§ Required task
All of the lines below are to be transcribed faithfully, with pictures excluded from the copy.

§ Excerpted data
+===+
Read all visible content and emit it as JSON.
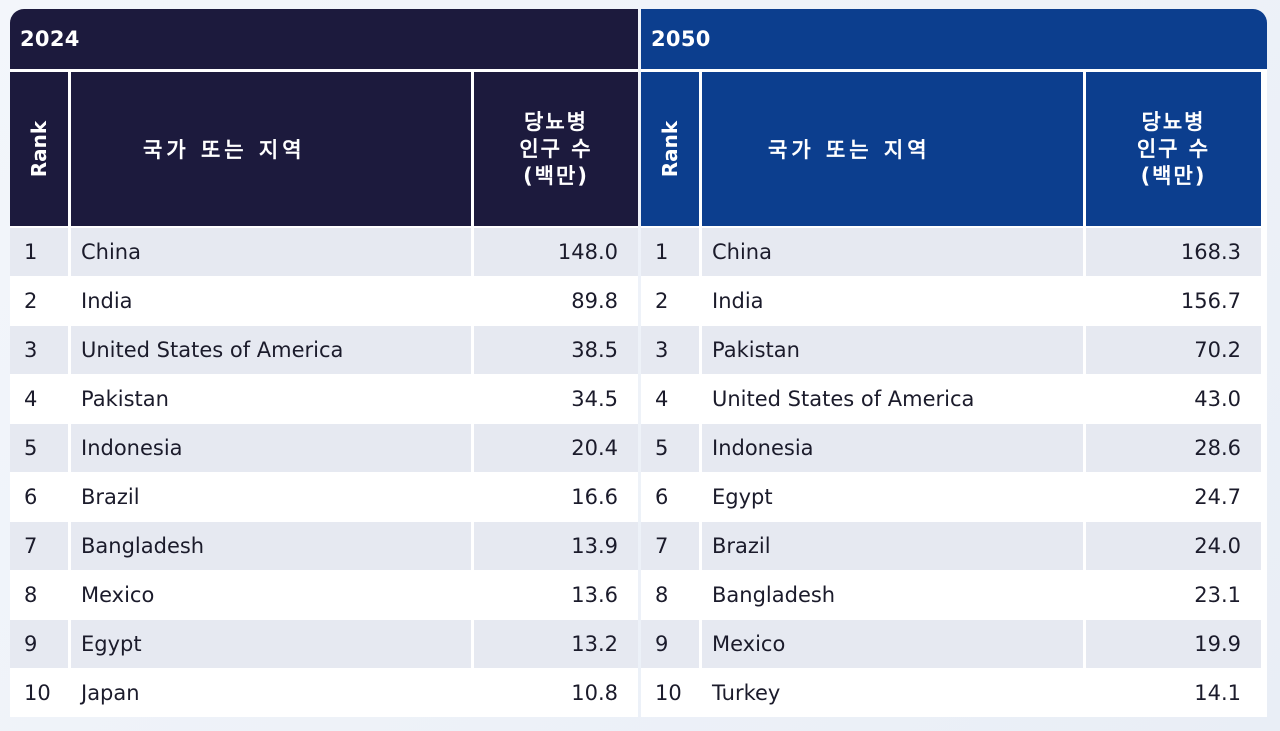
{
  "tables": [
    {
      "year": "2024",
      "headers": {
        "rank": "Rank",
        "country": "국가 또는 지역",
        "value": "당뇨병\n인구 수\n(백만)"
      },
      "rows": [
        {
          "rank": "1",
          "country": "China",
          "value": "148.0"
        },
        {
          "rank": "2",
          "country": "India",
          "value": "89.8"
        },
        {
          "rank": "3",
          "country": "United States of America",
          "value": "38.5"
        },
        {
          "rank": "4",
          "country": "Pakistan",
          "value": "34.5"
        },
        {
          "rank": "5",
          "country": "Indonesia",
          "value": "20.4"
        },
        {
          "rank": "6",
          "country": "Brazil",
          "value": "16.6"
        },
        {
          "rank": "7",
          "country": "Bangladesh",
          "value": "13.9"
        },
        {
          "rank": "8",
          "country": "Mexico",
          "value": "13.6"
        },
        {
          "rank": "9",
          "country": "Egypt",
          "value": "13.2"
        },
        {
          "rank": "10",
          "country": "Japan",
          "value": "10.8"
        }
      ]
    },
    {
      "year": "2050",
      "headers": {
        "rank": "Rank",
        "country": "국가 또는 지역",
        "value": "당뇨병\n인구 수\n(백만)"
      },
      "rows": [
        {
          "rank": "1",
          "country": "China",
          "value": "168.3"
        },
        {
          "rank": "2",
          "country": "India",
          "value": "156.7"
        },
        {
          "rank": "3",
          "country": "Pakistan",
          "value": "70.2"
        },
        {
          "rank": "4",
          "country": "United States of America",
          "value": "43.0"
        },
        {
          "rank": "5",
          "country": "Indonesia",
          "value": "28.6"
        },
        {
          "rank": "6",
          "country": "Egypt",
          "value": "24.7"
        },
        {
          "rank": "7",
          "country": "Brazil",
          "value": "24.0"
        },
        {
          "rank": "8",
          "country": "Bangladesh",
          "value": "23.1"
        },
        {
          "rank": "9",
          "country": "Mexico",
          "value": "19.9"
        },
        {
          "rank": "10",
          "country": "Turkey",
          "value": "14.1"
        }
      ]
    }
  ],
  "colors": {
    "header_2024": "#1c1a3d",
    "header_2050": "#0c3e8e",
    "row_alt": "#e6e9f1",
    "row_plain": "#ffffff"
  }
}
+===+
§ Solution to this task
Read all visible content and emit it as JSON.
{
  "tables": [
    {
      "year": "2024",
      "headers": {
        "rank": "Rank",
        "country": "국가 또는 지역",
        "value": "당뇨병\n인구 수\n(백만)"
      },
      "rows": [
        {
          "rank": "1",
          "country": "China",
          "value": "148.0"
        },
        {
          "rank": "2",
          "country": "India",
          "value": "89.8"
        },
        {
          "rank": "3",
          "country": "United States of America",
          "value": "38.5"
        },
        {
          "rank": "4",
          "country": "Pakistan",
          "value": "34.5"
        },
        {
          "rank": "5",
          "country": "Indonesia",
          "value": "20.4"
        },
        {
          "rank": "6",
          "country": "Brazil",
          "value": "16.6"
        },
        {
          "rank": "7",
          "country": "Bangladesh",
          "value": "13.9"
        },
        {
          "rank": "8",
          "country": "Mexico",
          "value": "13.6"
        },
        {
          "rank": "9",
          "country": "Egypt",
          "value": "13.2"
        },
        {
          "rank": "10",
          "country": "Japan",
          "value": "10.8"
        }
      ]
    },
    {
      "year": "2050",
      "headers": {
        "rank": "Rank",
        "country": "국가 또는 지역",
        "value": "당뇨병\n인구 수\n(백만)"
      },
      "rows": [
        {
          "rank": "1",
          "country": "China",
          "value": "168.3"
        },
        {
          "rank": "2",
          "country": "India",
          "value": "156.7"
        },
        {
          "rank": "3",
          "country": "Pakistan",
          "value": "70.2"
        },
        {
          "rank": "4",
          "country": "United States of America",
          "value": "43.0"
        },
        {
          "rank": "5",
          "country": "Indonesia",
          "value": "28.6"
        },
        {
          "rank": "6",
          "country": "Egypt",
          "value": "24.7"
        },
        {
          "rank": "7",
          "country": "Brazil",
          "value": "24.0"
        },
        {
          "rank": "8",
          "country": "Bangladesh",
          "value": "23.1"
        },
        {
          "rank": "9",
          "country": "Mexico",
          "value": "19.9"
        },
        {
          "rank": "10",
          "country": "Turkey",
          "value": "14.1"
        }
      ]
    }
  ],
  "colors": {
    "header_2024": "#1c1a3d",
    "header_2050": "#0c3e8e",
    "row_alt": "#e6e9f1",
    "row_plain": "#ffffff"
  }
}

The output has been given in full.